=== DATASET RECORDS ===

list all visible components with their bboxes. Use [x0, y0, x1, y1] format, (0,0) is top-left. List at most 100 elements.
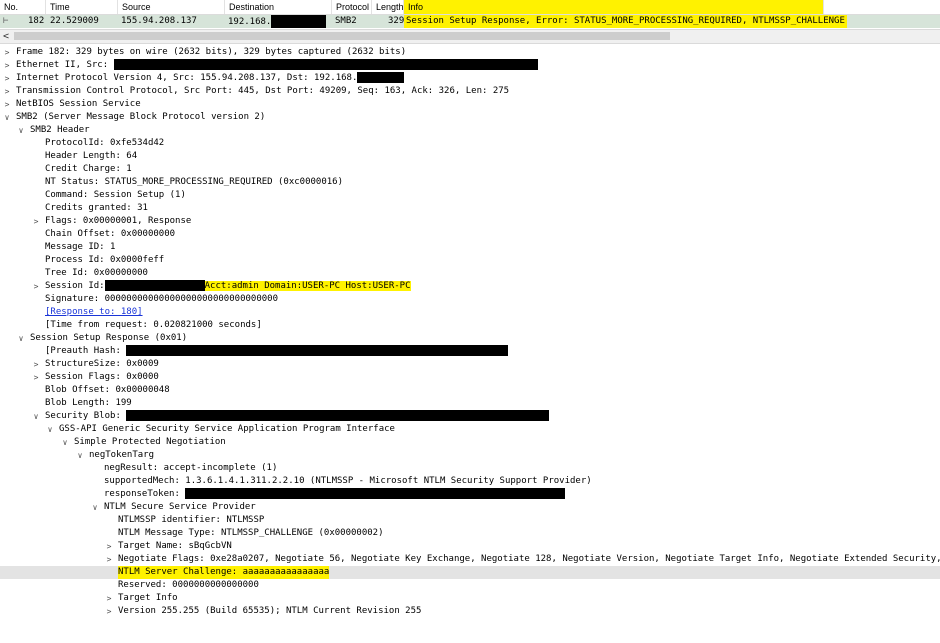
chevron-down-icon[interactable]: ∨ — [16, 124, 26, 137]
chevron-right-icon[interactable]: > — [2, 98, 12, 111]
tree-item-signature[interactable]: Signature: 00000000000000000000000000000… — [0, 293, 940, 306]
redaction-block — [113, 59, 538, 70]
tree-item-session-id[interactable]: > Session Id: Acct:admin Domain:USER-PC H… — [0, 280, 940, 293]
column-length[interactable]: Length — [372, 0, 404, 14]
tree-item-label: Blob Offset: 0x00000048 — [45, 385, 170, 395]
tree-item-frame[interactable]: > Frame 182: 329 bytes on wire (2632 bit… — [0, 46, 940, 59]
chevron-right-icon[interactable]: > — [104, 540, 114, 553]
tree-item-preauth-hash[interactable]: [Preauth Hash: — [0, 345, 940, 358]
tree-item-structure-size[interactable]: > StructureSize: 0x0009 — [0, 358, 940, 371]
packet-row[interactable]: ⊢ 182 22.529009 155.94.208.137 192.168. … — [0, 15, 940, 28]
tree-item-header-length[interactable]: Header Length: 64 — [0, 150, 940, 163]
tree-item-session-setup-response[interactable]: ∨ Session Setup Response (0x01) — [0, 332, 940, 345]
chevron-right-icon[interactable]: > — [2, 46, 12, 59]
chevron-right-icon[interactable]: > — [31, 371, 41, 384]
chevron-down-icon[interactable]: ∨ — [90, 501, 100, 514]
tree-item-label: Header Length: 64 — [45, 151, 138, 161]
column-source[interactable]: Source — [118, 0, 225, 14]
tree-item-flags[interactable]: > Flags: 0x00000001, Response — [0, 215, 940, 228]
tree-item-label: Signature: 00000000000000000000000000000… — [45, 294, 278, 304]
tree-item-label: Session Setup Response (0x01) — [30, 333, 188, 343]
chevron-right-icon[interactable]: > — [31, 358, 41, 371]
tree-item-label: Blob Length: 199 — [45, 398, 132, 408]
tree-item-tree-id[interactable]: Tree Id: 0x00000000 — [0, 267, 940, 280]
response-to-link[interactable]: [Response to: 180] — [45, 306, 143, 319]
tree-item-label: Frame 182: 329 bytes on wire (2632 bits)… — [16, 47, 407, 57]
tree-item-message-id[interactable]: Message ID: 1 — [0, 241, 940, 254]
tree-item-label: [Preauth Hash: — [45, 345, 509, 358]
tree-item-nt-status[interactable]: NT Status: STATUS_MORE_PROCESSING_REQUIR… — [0, 176, 940, 189]
column-info[interactable]: Info — [404, 0, 824, 14]
tree-item-target-name[interactable]: > Target Name: sBqGcbVN — [0, 540, 940, 553]
tree-item-spnego[interactable]: ∨ Simple Protected Negotiation — [0, 436, 940, 449]
tree-item-label: Chain Offset: 0x00000000 — [45, 229, 176, 239]
tree-item-credits-granted[interactable]: Credits granted: 31 — [0, 202, 940, 215]
security-blob-label: Security Blob: — [45, 411, 121, 421]
tree-item-protocol-id[interactable]: ProtocolId: 0xfe534d42 — [0, 137, 940, 150]
tree-item-label: Credits granted: 31 — [45, 203, 148, 213]
chevron-down-icon[interactable]: ∨ — [16, 332, 26, 345]
tree-item-reserved[interactable]: Reserved: 0000000000000000 — [0, 579, 940, 592]
tree-item-session-flags[interactable]: > Session Flags: 0x0000 — [0, 371, 940, 384]
tree-item-netbios[interactable]: > NetBIOS Session Service — [0, 98, 940, 111]
redaction-block — [357, 72, 405, 83]
tree-item-target-info[interactable]: > Target Info — [0, 592, 940, 605]
chevron-right-icon[interactable]: > — [104, 553, 114, 566]
tree-item-smb2-header[interactable]: ∨ SMB2 Header — [0, 124, 940, 137]
chevron-right-icon[interactable]: > — [31, 280, 41, 293]
tree-item-security-blob[interactable]: ∨ Security Blob: — [0, 410, 940, 423]
chevron-right-icon[interactable]: > — [2, 59, 12, 72]
tree-item-command[interactable]: Command: Session Setup (1) — [0, 189, 940, 202]
tree-item-neg-token-targ[interactable]: ∨ negTokenTarg — [0, 449, 940, 462]
packet-list-header: No. Time Source Destination Protocol Len… — [0, 0, 940, 15]
column-time[interactable]: Time — [46, 0, 118, 14]
chevron-down-icon[interactable]: ∨ — [31, 410, 41, 423]
scroll-left-icon[interactable]: < — [3, 30, 9, 43]
tree-item-ip[interactable]: > Internet Protocol Version 4, Src: 155.… — [0, 72, 940, 85]
tree-item-server-challenge[interactable]: NTLM Server Challenge: aaaaaaaaaaaaaaaa — [0, 566, 940, 579]
tree-item-label: [Time from request: 0.020821000 seconds] — [45, 320, 262, 330]
chevron-down-icon[interactable]: ∨ — [2, 111, 12, 124]
tree-item-neg-result[interactable]: negResult: accept-incomplete (1) — [0, 462, 940, 475]
tree-item-tcp[interactable]: > Transmission Control Protocol, Src Por… — [0, 85, 940, 98]
tree-item-blob-offset[interactable]: Blob Offset: 0x00000048 — [0, 384, 940, 397]
chevron-right-icon[interactable]: > — [31, 215, 41, 228]
tree-item-smb2[interactable]: ∨ SMB2 (Server Message Block Protocol ve… — [0, 111, 940, 124]
packet-source: 155.94.208.137 — [121, 16, 197, 26]
packet-protocol: SMB2 — [335, 16, 357, 26]
tree-item-supported-mech[interactable]: supportedMech: 1.3.6.1.4.1.311.2.2.10 (N… — [0, 475, 940, 488]
chevron-down-icon[interactable]: ∨ — [75, 449, 85, 462]
scrollbar-thumb[interactable] — [14, 32, 670, 40]
tree-item-ntlm-msg-type[interactable]: NTLM Message Type: NTLMSSP_CHALLENGE (0x… — [0, 527, 940, 540]
tree-item-label: Security Blob: — [45, 410, 550, 423]
tree-item-response-to[interactable]: [Response to: 180] — [0, 306, 940, 319]
chevron-right-icon[interactable]: > — [2, 72, 12, 85]
preauth-hash-label: [Preauth Hash: — [45, 346, 121, 356]
tree-item-blob-length[interactable]: Blob Length: 199 — [0, 397, 940, 410]
tree-item-credit-charge[interactable]: Credit Charge: 1 — [0, 163, 940, 176]
tree-item-version[interactable]: > Version 255.255 (Build 65535); NTLM Cu… — [0, 605, 940, 618]
tree-item-label: Flags: 0x00000001, Response — [45, 216, 192, 226]
tree-item-response-token[interactable]: responseToken: — [0, 488, 940, 501]
tree-item-ntlm-ssp[interactable]: ∨ NTLM Secure Service Provider — [0, 501, 940, 514]
tree-item-chain-offset[interactable]: Chain Offset: 0x00000000 — [0, 228, 940, 241]
chevron-right-icon[interactable]: > — [104, 592, 114, 605]
tree-item-process-id[interactable]: Process Id: 0x0000feff — [0, 254, 940, 267]
tree-item-label: Session Id: Acct:admin Domain:USER-PC Hos… — [45, 280, 411, 293]
tree-item-label: Target Name: sBqGcbVN — [118, 541, 232, 551]
tree-item-ntlmssp-id[interactable]: NTLMSSP identifier: NTLMSSP — [0, 514, 940, 527]
chevron-down-icon[interactable]: ∨ — [45, 423, 55, 436]
tree-item-gss-api[interactable]: ∨ GSS-API Generic Security Service Appli… — [0, 423, 940, 436]
tree-item-negotiate-flags[interactable]: > Negotiate Flags: 0xe28a0207, Negotiate… — [0, 553, 940, 566]
packet-list-scrollbar[interactable]: < — [0, 29, 940, 44]
chevron-down-icon[interactable]: ∨ — [60, 436, 70, 449]
tree-item-label: NTLM Message Type: NTLMSSP_CHALLENGE (0x… — [118, 528, 384, 538]
column-no[interactable]: No. — [0, 0, 46, 14]
tree-item-label: Version 255.255 (Build 65535); NTLM Curr… — [118, 606, 422, 616]
column-destination[interactable]: Destination — [225, 0, 332, 14]
chevron-right-icon[interactable]: > — [2, 85, 12, 98]
chevron-right-icon[interactable]: > — [104, 605, 114, 618]
tree-item-time-from-request[interactable]: [Time from request: 0.020821000 seconds] — [0, 319, 940, 332]
column-protocol[interactable]: Protocol — [332, 0, 372, 14]
tree-item-ethernet[interactable]: > Ethernet II, Src: — [0, 59, 940, 72]
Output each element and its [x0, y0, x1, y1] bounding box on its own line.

===

Copy out the lines of the records from the one containing "chevron-down-icon[interactable]: ∨ — [16, 124, 26, 137]" through the one containing "redaction-block — [113, 59, 538, 70]", unchanged and with both of those lines included.

▶ [RESPONSE BELOW]
chevron-down-icon[interactable]: ∨ — [16, 124, 26, 137]
chevron-right-icon[interactable]: > — [2, 98, 12, 111]
tree-item-signature[interactable]: Signature: 00000000000000000000000000000… — [0, 293, 940, 306]
redaction-block — [113, 59, 538, 70]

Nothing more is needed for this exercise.